— Start of EXTRACTED ENTRIES —

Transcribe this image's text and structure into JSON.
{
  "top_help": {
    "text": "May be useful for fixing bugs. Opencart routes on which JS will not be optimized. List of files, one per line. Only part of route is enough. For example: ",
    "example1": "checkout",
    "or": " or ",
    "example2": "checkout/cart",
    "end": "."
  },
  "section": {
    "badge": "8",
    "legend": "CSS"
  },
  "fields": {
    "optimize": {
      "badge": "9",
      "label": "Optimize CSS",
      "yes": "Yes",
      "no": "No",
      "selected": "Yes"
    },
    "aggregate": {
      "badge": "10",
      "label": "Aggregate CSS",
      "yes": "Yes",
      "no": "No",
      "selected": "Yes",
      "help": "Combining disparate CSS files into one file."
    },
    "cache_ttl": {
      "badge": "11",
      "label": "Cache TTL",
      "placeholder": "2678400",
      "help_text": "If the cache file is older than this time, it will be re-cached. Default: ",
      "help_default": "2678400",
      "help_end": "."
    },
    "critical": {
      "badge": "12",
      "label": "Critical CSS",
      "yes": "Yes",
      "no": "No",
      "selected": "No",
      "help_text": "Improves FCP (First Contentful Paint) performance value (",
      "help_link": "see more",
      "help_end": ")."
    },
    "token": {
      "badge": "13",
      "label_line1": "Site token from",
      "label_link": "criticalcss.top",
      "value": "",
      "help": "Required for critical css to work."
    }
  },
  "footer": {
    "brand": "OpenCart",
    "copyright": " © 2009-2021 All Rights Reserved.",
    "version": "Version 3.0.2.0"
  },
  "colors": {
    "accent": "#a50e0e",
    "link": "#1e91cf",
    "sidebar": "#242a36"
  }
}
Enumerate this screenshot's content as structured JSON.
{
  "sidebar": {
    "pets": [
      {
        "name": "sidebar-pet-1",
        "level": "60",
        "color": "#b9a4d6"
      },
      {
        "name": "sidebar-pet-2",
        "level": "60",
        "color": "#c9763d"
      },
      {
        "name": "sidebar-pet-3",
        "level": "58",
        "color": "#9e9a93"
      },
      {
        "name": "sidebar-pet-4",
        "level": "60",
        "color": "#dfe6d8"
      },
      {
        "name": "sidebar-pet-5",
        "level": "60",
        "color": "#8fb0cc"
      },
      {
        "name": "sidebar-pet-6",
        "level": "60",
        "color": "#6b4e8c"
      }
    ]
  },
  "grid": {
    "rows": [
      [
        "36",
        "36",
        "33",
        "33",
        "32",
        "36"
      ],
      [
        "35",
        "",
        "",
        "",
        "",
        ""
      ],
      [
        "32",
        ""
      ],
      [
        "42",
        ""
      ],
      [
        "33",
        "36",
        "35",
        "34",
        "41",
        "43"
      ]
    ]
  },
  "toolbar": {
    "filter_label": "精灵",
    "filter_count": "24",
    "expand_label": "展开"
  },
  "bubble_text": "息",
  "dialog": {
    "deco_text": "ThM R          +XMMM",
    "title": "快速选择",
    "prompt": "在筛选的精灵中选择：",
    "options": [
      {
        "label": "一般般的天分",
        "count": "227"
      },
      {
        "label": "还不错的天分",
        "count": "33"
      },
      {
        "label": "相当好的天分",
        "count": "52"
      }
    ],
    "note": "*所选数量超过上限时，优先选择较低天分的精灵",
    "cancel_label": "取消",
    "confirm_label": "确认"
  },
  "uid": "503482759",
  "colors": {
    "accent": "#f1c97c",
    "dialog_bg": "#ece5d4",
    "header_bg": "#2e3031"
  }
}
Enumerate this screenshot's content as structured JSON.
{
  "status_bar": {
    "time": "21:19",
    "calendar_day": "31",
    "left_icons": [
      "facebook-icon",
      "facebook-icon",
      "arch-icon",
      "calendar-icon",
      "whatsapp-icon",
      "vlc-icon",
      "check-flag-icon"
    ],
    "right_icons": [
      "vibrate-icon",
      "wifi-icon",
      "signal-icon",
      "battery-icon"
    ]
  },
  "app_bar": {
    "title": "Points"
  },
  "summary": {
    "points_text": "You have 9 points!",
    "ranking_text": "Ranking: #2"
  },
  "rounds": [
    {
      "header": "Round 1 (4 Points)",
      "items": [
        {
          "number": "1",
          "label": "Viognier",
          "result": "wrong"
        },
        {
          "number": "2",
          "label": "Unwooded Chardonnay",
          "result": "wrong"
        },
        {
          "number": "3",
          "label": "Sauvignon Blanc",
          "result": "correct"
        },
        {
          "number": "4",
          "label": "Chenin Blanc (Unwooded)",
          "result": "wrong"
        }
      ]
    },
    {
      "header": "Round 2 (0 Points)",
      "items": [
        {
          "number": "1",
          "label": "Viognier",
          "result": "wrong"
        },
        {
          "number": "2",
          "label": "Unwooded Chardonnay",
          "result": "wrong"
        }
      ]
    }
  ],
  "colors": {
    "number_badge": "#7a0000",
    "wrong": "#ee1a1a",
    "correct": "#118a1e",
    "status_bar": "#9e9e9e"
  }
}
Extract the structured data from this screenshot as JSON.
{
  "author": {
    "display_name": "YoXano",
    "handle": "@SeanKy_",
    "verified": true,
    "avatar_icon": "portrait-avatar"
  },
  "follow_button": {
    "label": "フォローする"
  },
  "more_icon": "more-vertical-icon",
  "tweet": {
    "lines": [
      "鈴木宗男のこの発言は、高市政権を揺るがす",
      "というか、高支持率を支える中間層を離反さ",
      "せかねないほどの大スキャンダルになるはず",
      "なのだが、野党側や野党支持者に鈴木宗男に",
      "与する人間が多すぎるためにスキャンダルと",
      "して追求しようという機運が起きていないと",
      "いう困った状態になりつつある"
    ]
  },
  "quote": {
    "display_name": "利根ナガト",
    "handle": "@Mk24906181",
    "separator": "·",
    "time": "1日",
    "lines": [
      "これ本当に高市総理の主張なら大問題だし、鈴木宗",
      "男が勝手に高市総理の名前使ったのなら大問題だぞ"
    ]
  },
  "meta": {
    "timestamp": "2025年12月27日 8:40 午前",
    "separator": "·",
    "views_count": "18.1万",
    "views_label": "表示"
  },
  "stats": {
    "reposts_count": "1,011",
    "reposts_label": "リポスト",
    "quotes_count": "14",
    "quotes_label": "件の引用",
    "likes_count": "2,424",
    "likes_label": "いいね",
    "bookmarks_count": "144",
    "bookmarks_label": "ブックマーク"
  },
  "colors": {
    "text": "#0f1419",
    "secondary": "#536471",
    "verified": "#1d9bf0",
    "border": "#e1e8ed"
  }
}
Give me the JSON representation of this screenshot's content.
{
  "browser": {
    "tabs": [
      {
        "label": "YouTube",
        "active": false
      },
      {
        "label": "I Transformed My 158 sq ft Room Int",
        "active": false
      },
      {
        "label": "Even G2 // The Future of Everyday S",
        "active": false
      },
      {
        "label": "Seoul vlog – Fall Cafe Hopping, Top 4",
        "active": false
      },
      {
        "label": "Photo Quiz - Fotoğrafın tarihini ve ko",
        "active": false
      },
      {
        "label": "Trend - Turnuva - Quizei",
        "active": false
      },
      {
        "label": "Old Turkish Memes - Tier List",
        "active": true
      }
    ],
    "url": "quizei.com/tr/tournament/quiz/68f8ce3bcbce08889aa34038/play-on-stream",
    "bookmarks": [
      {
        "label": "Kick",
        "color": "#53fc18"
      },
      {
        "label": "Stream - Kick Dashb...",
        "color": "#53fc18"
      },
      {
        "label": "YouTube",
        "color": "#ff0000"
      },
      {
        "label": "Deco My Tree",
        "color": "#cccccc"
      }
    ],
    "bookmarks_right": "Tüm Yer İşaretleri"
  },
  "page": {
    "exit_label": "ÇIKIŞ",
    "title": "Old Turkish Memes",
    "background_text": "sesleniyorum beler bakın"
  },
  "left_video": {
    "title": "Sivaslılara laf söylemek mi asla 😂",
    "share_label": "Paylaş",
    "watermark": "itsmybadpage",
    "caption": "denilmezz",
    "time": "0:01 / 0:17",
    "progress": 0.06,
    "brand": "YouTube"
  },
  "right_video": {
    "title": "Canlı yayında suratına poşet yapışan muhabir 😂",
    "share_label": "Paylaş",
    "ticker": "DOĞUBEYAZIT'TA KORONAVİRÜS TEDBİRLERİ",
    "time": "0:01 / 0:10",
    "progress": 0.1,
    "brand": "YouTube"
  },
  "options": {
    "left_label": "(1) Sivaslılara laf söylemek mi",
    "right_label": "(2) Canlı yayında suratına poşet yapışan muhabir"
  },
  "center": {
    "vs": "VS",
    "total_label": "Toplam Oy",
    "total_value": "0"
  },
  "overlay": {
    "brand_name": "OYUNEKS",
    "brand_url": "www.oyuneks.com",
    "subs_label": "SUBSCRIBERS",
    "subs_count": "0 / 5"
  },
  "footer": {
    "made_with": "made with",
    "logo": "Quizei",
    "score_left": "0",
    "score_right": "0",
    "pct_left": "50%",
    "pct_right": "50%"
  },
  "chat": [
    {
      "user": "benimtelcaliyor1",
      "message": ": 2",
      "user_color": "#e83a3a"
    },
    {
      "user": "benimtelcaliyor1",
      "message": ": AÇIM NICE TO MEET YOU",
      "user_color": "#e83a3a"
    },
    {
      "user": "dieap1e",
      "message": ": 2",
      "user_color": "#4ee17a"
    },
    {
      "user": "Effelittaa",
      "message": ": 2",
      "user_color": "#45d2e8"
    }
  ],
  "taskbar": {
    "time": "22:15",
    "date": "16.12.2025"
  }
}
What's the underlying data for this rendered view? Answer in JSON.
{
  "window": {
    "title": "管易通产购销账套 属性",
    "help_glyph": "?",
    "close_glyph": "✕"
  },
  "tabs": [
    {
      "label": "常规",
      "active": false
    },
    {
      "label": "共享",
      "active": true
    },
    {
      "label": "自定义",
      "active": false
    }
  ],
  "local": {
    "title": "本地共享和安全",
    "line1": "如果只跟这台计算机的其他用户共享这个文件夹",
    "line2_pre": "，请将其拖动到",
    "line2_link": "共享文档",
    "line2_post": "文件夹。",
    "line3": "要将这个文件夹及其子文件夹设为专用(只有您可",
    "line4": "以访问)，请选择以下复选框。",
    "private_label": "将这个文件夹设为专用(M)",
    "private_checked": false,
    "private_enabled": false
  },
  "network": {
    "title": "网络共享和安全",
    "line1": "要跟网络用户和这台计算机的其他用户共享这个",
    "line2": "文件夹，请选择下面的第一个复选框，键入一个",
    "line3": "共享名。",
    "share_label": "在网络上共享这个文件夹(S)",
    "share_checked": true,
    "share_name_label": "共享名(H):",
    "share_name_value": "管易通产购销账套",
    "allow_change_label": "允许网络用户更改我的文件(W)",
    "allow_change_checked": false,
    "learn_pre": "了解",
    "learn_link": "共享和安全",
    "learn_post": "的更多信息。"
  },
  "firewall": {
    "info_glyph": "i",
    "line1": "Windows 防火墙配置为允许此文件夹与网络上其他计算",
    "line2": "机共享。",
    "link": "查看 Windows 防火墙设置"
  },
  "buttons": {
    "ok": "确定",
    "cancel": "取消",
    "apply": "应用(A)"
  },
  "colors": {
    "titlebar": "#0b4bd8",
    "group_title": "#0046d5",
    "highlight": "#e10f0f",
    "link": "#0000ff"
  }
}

— End of EXTRACTED ENTRIES —

## TASK OBJECTIVE
Word for word, quote the lines from the line containing "What's the underlying" through the end of the material, both included, and nothing else.

## SOLVED EXERCISE
What's the underlying data for this rendered view? Answer in JSON.
{
  "window": {
    "title": "管易通产购销账套 属性",
    "help_glyph": "?",
    "close_glyph": "✕"
  },
  "tabs": [
    {
      "label": "常规",
      "active": false
    },
    {
      "label": "共享",
      "active": true
    },
    {
      "label": "自定义",
      "active": false
    }
  ],
  "local": {
    "title": "本地共享和安全",
    "line1": "如果只跟这台计算机的其他用户共享这个文件夹",
    "line2_pre": "，请将其拖动到",
    "line2_link": "共享文档",
    "line2_post": "文件夹。",
    "line3": "要将这个文件夹及其子文件夹设为专用(只有您可",
    "line4": "以访问)，请选择以下复选框。",
    "private_label": "将这个文件夹设为专用(M)",
    "private_checked": false,
    "private_enabled": false
  },
  "network": {
    "title": "网络共享和安全",
    "line1": "要跟网络用户和这台计算机的其他用户共享这个",
    "line2": "文件夹，请选择下面的第一个复选框，键入一个",
    "line3": "共享名。",
    "share_label": "在网络上共享这个文件夹(S)",
    "share_checked": true,
    "share_name_label": "共享名(H):",
    "share_name_value": "管易通产购销账套",
    "allow_change_label": "允许网络用户更改我的文件(W)",
    "allow_change_checked": false,
    "learn_pre": "了解",
    "learn_link": "共享和安全",
    "learn_post": "的更多信息。"
  },
  "firewall": {
    "info_glyph": "i",
    "line1": "Windows 防火墙配置为允许此文件夹与网络上其他计算",
    "line2": "机共享。",
    "link": "查看 Windows 防火墙设置"
  },
  "buttons": {
    "ok": "确定",
    "cancel": "取消",
    "apply": "应用(A)"
  },
  "colors": {
    "titlebar": "#0b4bd8",
    "group_title": "#0046d5",
    "highlight": "#e10f0f",
    "link": "#0000ff"
  }
}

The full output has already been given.